__Problem description__
Pull every line containing "this" from the entries.

__The input__

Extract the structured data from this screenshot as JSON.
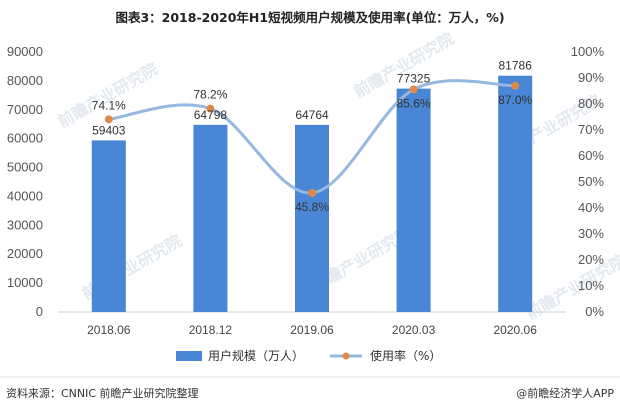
{
  "title": "图表3：2018-2020年H1短视频用户规模及使用率(单位：万人，%)",
  "source": "资料来源：CNNIC  前瞻产业研究院整理",
  "brand": "@前瞻经济学人APP",
  "watermark": "前瞻产业研究院",
  "colors": {
    "bar": "#4a86d6",
    "line": "#94b8df",
    "marker": "#e08a4a"
  },
  "chart_data": {
    "type": "bar",
    "categories": [
      "2018.06",
      "2018.12",
      "2019.06",
      "2020.03",
      "2020.06"
    ],
    "series": [
      {
        "name": "用户规模（万人）",
        "type": "bar",
        "axis": "left",
        "values": [
          59403,
          64798,
          64764,
          77325,
          81786
        ],
        "labels": [
          "59403",
          "64798",
          "64764",
          "77325",
          "81786"
        ]
      },
      {
        "name": "使用率（%）",
        "type": "line",
        "axis": "right",
        "smooth": true,
        "values": [
          74.1,
          78.2,
          45.8,
          85.6,
          87.0
        ],
        "labels": [
          "74.1%",
          "78.2%",
          "45.8%",
          "85.6%",
          "87.0%"
        ]
      }
    ],
    "y_left": {
      "ylim": [
        0,
        90000
      ],
      "ticks": [
        "0",
        "10000",
        "20000",
        "30000",
        "40000",
        "50000",
        "60000",
        "70000",
        "80000",
        "90000"
      ]
    },
    "y_right": {
      "ylim": [
        0,
        100
      ],
      "ticks": [
        "0%",
        "10%",
        "20%",
        "30%",
        "40%",
        "50%",
        "60%",
        "70%",
        "80%",
        "90%",
        "100%"
      ]
    },
    "grid": false,
    "legend": "bottom"
  }
}
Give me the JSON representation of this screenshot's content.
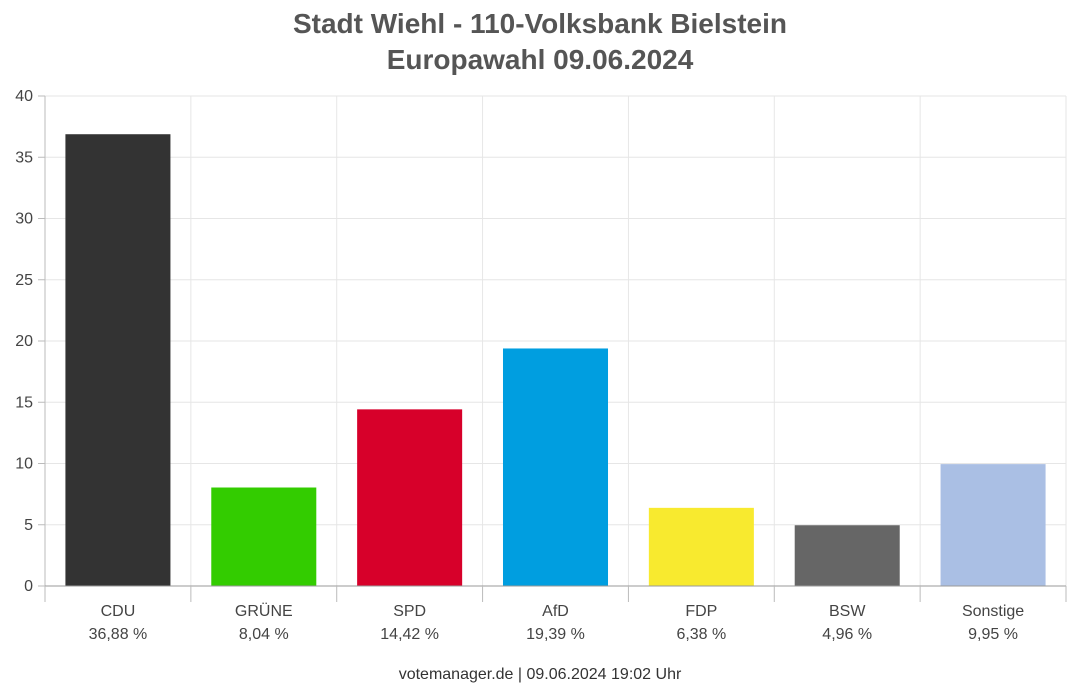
{
  "title_line1": "Stadt Wiehl - 110-Volksbank Bielstein",
  "title_line2": "Europawahl 09.06.2024",
  "footer": "votemanager.de | 09.06.2024 19:02 Uhr",
  "chart_data": {
    "type": "bar",
    "categories": [
      "CDU",
      "GRÜNE",
      "SPD",
      "AfD",
      "FDP",
      "BSW",
      "Sonstige"
    ],
    "value_labels": [
      "36,88 %",
      "8,04 %",
      "14,42 %",
      "19,39 %",
      "6,38 %",
      "4,96 %",
      "9,95 %"
    ],
    "values": [
      36.88,
      8.04,
      14.42,
      19.39,
      6.38,
      4.96,
      9.95
    ],
    "colors": [
      "#333333",
      "#33cc00",
      "#d7002a",
      "#009ee0",
      "#f8ea2f",
      "#666666",
      "#aabfe4"
    ],
    "ylim": [
      0,
      40
    ],
    "yticks": [
      "0",
      "5",
      "10",
      "15",
      "20",
      "25",
      "30",
      "35",
      "40"
    ],
    "grid": true
  }
}
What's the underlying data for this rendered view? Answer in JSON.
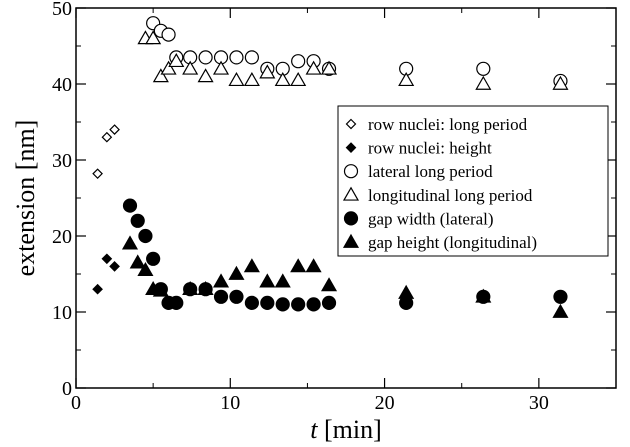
{
  "chart_data": {
    "type": "scatter",
    "title": "",
    "xlabel_italic": "t",
    "xlabel_rest": " [min]",
    "ylabel": "extension [nm]",
    "xlim": [
      0,
      35
    ],
    "ylim": [
      0,
      50
    ],
    "xticks": [
      "0",
      "10",
      "20",
      "30"
    ],
    "yticks": [
      "0",
      "10",
      "20",
      "30",
      "40",
      "50"
    ],
    "grid": false,
    "legend_position": "right-middle",
    "series": [
      {
        "name": "row nuclei: long period",
        "marker": "diamond-open",
        "points": [
          [
            1.4,
            28.2
          ],
          [
            2.0,
            33.0
          ],
          [
            2.5,
            34.0
          ]
        ]
      },
      {
        "name": "row nuclei: height",
        "marker": "diamond-filled",
        "points": [
          [
            1.4,
            13.0
          ],
          [
            2.0,
            17.0
          ],
          [
            2.5,
            16.0
          ]
        ]
      },
      {
        "name": "lateral long period",
        "marker": "circle-open",
        "points": [
          [
            5.0,
            48.0
          ],
          [
            5.5,
            47.0
          ],
          [
            6.0,
            46.5
          ],
          [
            6.5,
            43.5
          ],
          [
            7.4,
            43.5
          ],
          [
            8.4,
            43.5
          ],
          [
            9.4,
            43.5
          ],
          [
            10.4,
            43.5
          ],
          [
            11.4,
            43.5
          ],
          [
            12.4,
            42.0
          ],
          [
            13.4,
            42.0
          ],
          [
            14.4,
            43.0
          ],
          [
            15.4,
            43.0
          ],
          [
            16.4,
            42.0
          ],
          [
            21.4,
            42.0
          ],
          [
            26.4,
            42.0
          ],
          [
            31.4,
            40.4
          ]
        ]
      },
      {
        "name": "longitudinal long period",
        "marker": "triangle-open",
        "points": [
          [
            4.5,
            46.0
          ],
          [
            5.0,
            46.0
          ],
          [
            5.5,
            41.0
          ],
          [
            6.0,
            42.0
          ],
          [
            6.5,
            43.0
          ],
          [
            7.4,
            42.0
          ],
          [
            8.4,
            41.0
          ],
          [
            9.4,
            42.0
          ],
          [
            10.4,
            40.5
          ],
          [
            11.4,
            40.5
          ],
          [
            12.4,
            41.5
          ],
          [
            13.4,
            40.5
          ],
          [
            14.4,
            40.5
          ],
          [
            15.4,
            42.0
          ],
          [
            16.4,
            42.0
          ],
          [
            21.4,
            40.5
          ],
          [
            26.4,
            40.0
          ],
          [
            31.4,
            40.0
          ]
        ]
      },
      {
        "name": "gap width (lateral)",
        "marker": "circle-filled",
        "points": [
          [
            3.5,
            24.0
          ],
          [
            4.0,
            22.0
          ],
          [
            4.5,
            20.0
          ],
          [
            5.0,
            17.0
          ],
          [
            5.5,
            13.0
          ],
          [
            6.0,
            11.2
          ],
          [
            6.5,
            11.2
          ],
          [
            7.4,
            13.0
          ],
          [
            8.4,
            13.0
          ],
          [
            9.4,
            12.0
          ],
          [
            10.4,
            12.0
          ],
          [
            11.4,
            11.2
          ],
          [
            12.4,
            11.2
          ],
          [
            13.4,
            11.0
          ],
          [
            14.4,
            11.0
          ],
          [
            15.4,
            11.0
          ],
          [
            16.4,
            11.2
          ],
          [
            21.4,
            11.2
          ],
          [
            26.4,
            12.0
          ],
          [
            31.4,
            12.0
          ]
        ]
      },
      {
        "name": "gap height (longitudinal)",
        "marker": "triangle-filled",
        "points": [
          [
            3.5,
            19.0
          ],
          [
            4.0,
            16.5
          ],
          [
            4.5,
            15.5
          ],
          [
            5.0,
            13.0
          ],
          [
            5.5,
            12.8
          ],
          [
            7.4,
            13.0
          ],
          [
            8.4,
            13.0
          ],
          [
            9.4,
            14.0
          ],
          [
            10.4,
            15.0
          ],
          [
            11.4,
            16.0
          ],
          [
            12.4,
            14.0
          ],
          [
            13.4,
            14.0
          ],
          [
            14.4,
            16.0
          ],
          [
            15.4,
            16.0
          ],
          [
            16.4,
            13.5
          ],
          [
            21.4,
            12.5
          ],
          [
            26.4,
            12.0
          ],
          [
            31.4,
            10.0
          ]
        ]
      }
    ]
  }
}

__The reply__
Extract the structured data from this screenshot as JSON.
Give me the JSON representation of this screenshot's content.
What's the underlying data for this rendered view? Answer in JSON.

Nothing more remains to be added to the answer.